[BEGIN]

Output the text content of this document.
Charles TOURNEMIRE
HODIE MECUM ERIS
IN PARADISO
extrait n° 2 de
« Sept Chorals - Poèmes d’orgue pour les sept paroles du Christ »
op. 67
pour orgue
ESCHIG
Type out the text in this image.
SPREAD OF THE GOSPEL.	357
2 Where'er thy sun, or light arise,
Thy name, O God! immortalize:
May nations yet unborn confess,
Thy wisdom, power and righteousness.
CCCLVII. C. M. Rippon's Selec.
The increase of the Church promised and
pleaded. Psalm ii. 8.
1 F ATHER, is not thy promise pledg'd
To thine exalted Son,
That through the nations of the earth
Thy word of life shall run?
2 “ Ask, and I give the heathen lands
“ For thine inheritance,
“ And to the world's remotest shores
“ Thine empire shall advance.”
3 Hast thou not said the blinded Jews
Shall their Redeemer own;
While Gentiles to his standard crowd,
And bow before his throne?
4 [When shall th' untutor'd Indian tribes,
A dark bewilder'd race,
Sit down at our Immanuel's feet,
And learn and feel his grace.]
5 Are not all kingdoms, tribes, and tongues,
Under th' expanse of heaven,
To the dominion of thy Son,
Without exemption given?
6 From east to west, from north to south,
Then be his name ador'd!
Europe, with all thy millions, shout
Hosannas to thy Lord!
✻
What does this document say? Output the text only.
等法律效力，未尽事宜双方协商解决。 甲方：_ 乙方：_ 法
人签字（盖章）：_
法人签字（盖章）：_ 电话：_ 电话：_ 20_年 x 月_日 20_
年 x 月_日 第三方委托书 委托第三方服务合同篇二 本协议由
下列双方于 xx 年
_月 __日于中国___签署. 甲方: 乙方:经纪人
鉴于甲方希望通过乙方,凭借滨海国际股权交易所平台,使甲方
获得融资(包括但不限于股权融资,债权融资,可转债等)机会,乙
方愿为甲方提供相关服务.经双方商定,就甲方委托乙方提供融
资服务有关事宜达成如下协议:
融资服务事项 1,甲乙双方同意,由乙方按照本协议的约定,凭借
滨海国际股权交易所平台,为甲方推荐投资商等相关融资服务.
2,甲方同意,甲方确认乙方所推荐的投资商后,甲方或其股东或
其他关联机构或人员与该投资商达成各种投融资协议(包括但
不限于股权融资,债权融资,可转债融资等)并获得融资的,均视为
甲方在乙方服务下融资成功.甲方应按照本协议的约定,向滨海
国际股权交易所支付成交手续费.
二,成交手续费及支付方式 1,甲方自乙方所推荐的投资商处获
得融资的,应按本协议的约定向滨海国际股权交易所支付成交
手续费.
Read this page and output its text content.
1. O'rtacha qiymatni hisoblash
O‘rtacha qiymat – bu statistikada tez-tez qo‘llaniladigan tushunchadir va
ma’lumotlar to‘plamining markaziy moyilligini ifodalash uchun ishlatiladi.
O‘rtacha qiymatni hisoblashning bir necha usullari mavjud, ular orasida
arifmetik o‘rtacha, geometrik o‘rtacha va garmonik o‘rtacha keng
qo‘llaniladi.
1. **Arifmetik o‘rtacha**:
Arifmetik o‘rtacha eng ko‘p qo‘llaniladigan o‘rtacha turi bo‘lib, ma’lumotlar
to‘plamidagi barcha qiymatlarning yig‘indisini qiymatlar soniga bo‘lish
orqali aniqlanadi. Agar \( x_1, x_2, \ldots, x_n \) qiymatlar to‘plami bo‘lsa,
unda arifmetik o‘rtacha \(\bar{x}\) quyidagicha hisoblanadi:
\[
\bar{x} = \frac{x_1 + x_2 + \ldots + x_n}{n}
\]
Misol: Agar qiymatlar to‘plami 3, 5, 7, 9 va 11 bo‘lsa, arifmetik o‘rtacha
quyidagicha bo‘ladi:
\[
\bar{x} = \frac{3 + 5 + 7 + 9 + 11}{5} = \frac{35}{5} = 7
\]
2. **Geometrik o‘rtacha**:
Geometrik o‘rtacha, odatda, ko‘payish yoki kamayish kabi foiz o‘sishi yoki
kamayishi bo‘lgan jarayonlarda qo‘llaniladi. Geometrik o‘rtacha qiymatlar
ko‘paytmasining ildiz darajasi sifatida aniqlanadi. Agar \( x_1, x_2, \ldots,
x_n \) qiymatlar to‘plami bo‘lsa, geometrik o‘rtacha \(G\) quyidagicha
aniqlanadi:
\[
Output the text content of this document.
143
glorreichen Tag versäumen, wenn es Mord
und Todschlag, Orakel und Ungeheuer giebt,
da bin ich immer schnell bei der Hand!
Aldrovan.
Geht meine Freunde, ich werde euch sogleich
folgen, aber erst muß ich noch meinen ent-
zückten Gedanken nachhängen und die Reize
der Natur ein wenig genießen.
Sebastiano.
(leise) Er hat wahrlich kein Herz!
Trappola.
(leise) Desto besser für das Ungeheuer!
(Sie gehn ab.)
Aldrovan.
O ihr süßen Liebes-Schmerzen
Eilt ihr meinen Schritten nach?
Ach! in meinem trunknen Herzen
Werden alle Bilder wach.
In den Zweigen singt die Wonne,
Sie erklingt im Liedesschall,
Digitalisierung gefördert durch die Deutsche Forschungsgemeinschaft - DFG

[END]

* TASK OBJECTIVE *
Show all lines in the entries above where the string "rtacha" appears.

* RESULT OF THIS TASK *
1. O'rtacha qiymatni hisoblash
O‘rtacha qiymat – bu statistikada tez-tez qo‘llaniladigan tushunchadir va
O‘rtacha qiymatni hisoblashning bir necha usullari mavjud, ular orasida
arifmetik o‘rtacha, geometrik o‘rtacha va garmonik o‘rtacha keng
1. **Arifmetik o‘rtacha**:
Arifmetik o‘rtacha eng ko‘p qo‘llaniladigan o‘rtacha turi bo‘lib, ma’lumotlar
unda arifmetik o‘rtacha \(\bar{x}\) quyidagicha hisoblanadi:
Misol: Agar qiymatlar to‘plami 3, 5, 7, 9 va 11 bo‘lsa, arifmetik o‘rtacha
2. **Geometrik o‘rtacha**:
Geometrik o‘rtacha, odatda, ko‘payish yoki kamayish kabi foiz o‘sishi yoki
kamayishi bo‘lgan jarayonlarda qo‘llaniladi. Geometrik o‘rtacha qiymatlar
x_n \) qiymatlar to‘plami bo‘lsa, geometrik o‘rtacha \(G\) quyidagicha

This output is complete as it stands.